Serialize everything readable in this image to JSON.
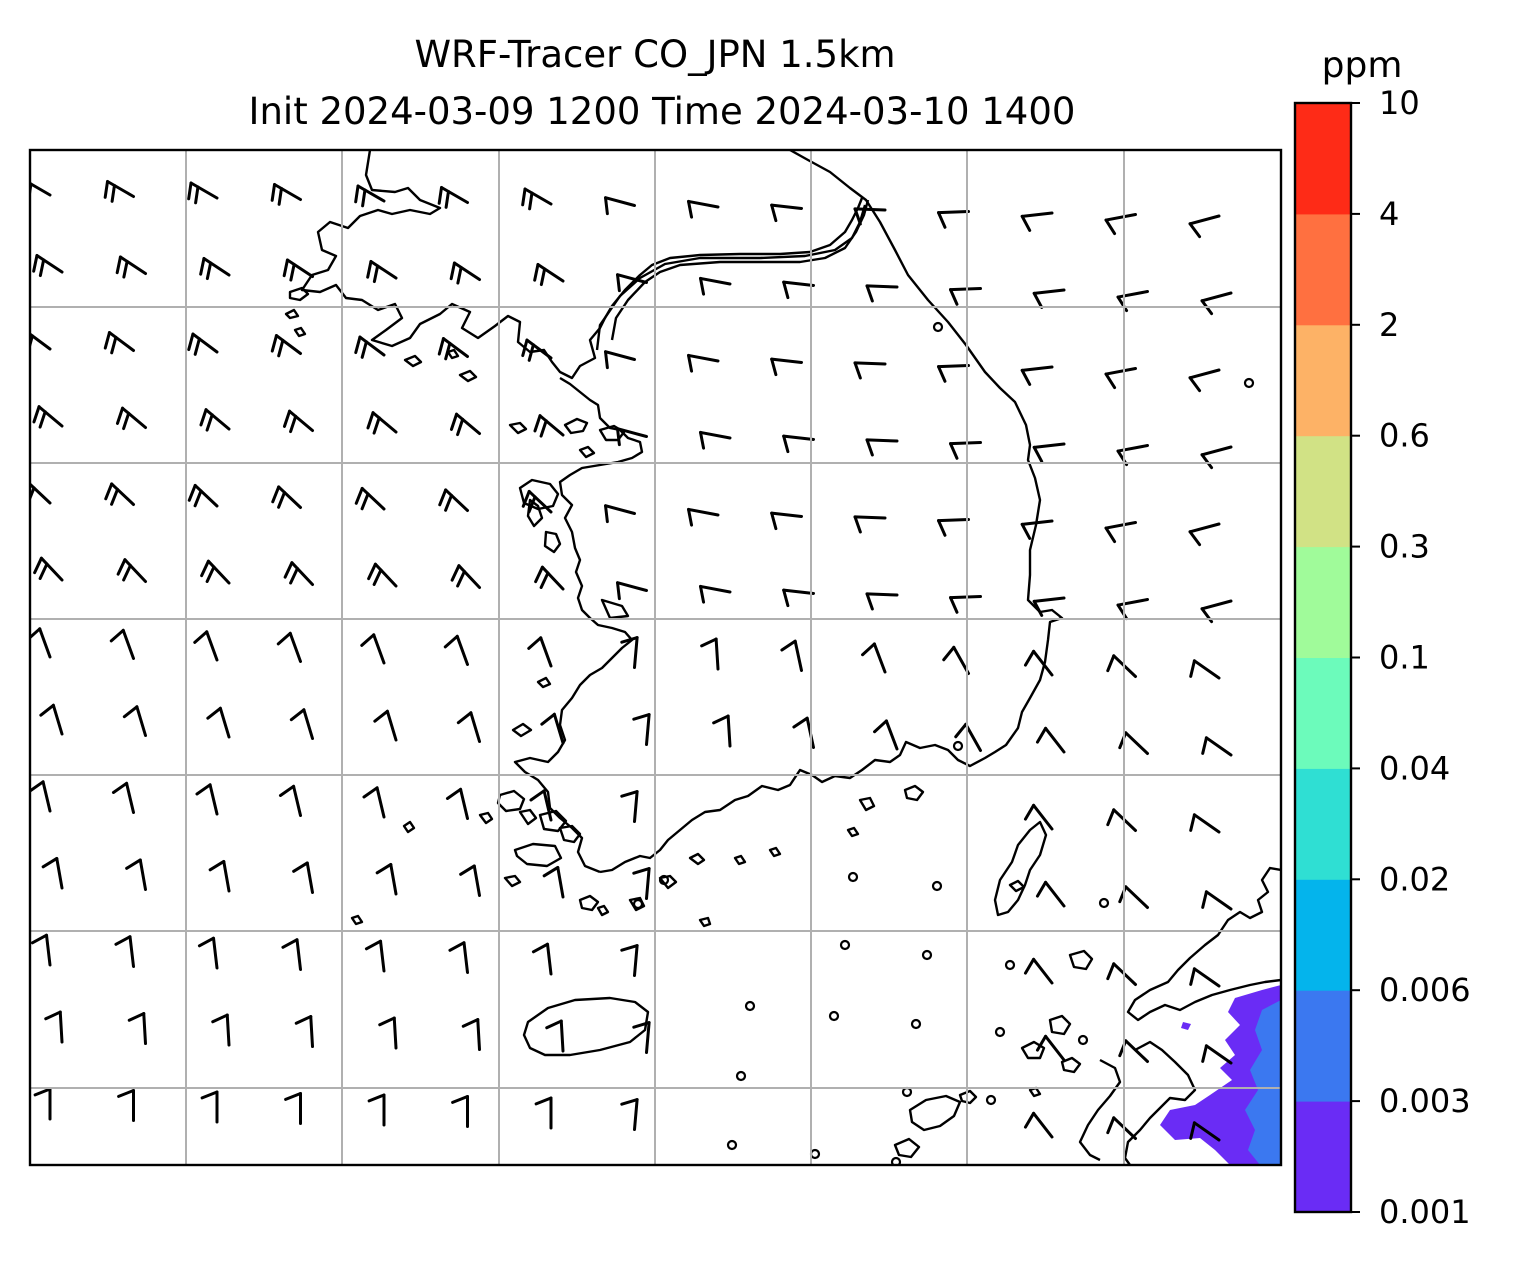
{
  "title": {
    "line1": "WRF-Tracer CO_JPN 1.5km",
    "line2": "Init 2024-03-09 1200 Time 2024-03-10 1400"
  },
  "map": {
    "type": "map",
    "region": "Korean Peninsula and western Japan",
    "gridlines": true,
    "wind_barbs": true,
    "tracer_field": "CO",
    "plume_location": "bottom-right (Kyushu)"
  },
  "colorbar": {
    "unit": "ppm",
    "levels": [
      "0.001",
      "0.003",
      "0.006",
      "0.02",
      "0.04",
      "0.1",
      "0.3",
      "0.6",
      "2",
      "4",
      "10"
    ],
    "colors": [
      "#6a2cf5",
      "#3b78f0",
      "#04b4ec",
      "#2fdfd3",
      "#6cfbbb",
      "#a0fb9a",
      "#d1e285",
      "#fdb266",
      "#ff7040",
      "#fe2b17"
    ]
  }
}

○ ○ ○ ○

> _What to do_
Please transcribe the material above exactly as written. Leave the pictures out.

> _Task result_
Serialize everything readable in this image to JSON.
{
  "title": {
    "line1": "WRF-Tracer CO_JPN 1.5km",
    "line2": "Init 2024-03-09 1200 Time 2024-03-10 1400"
  },
  "map": {
    "type": "map",
    "region": "Korean Peninsula and western Japan",
    "gridlines": true,
    "wind_barbs": true,
    "tracer_field": "CO",
    "plume_location": "bottom-right (Kyushu)"
  },
  "colorbar": {
    "unit": "ppm",
    "levels": [
      "0.001",
      "0.003",
      "0.006",
      "0.02",
      "0.04",
      "0.1",
      "0.3",
      "0.6",
      "2",
      "4",
      "10"
    ],
    "colors": [
      "#6a2cf5",
      "#3b78f0",
      "#04b4ec",
      "#2fdfd3",
      "#6cfbbb",
      "#a0fb9a",
      "#d1e285",
      "#fdb266",
      "#ff7040",
      "#fe2b17"
    ]
  }
}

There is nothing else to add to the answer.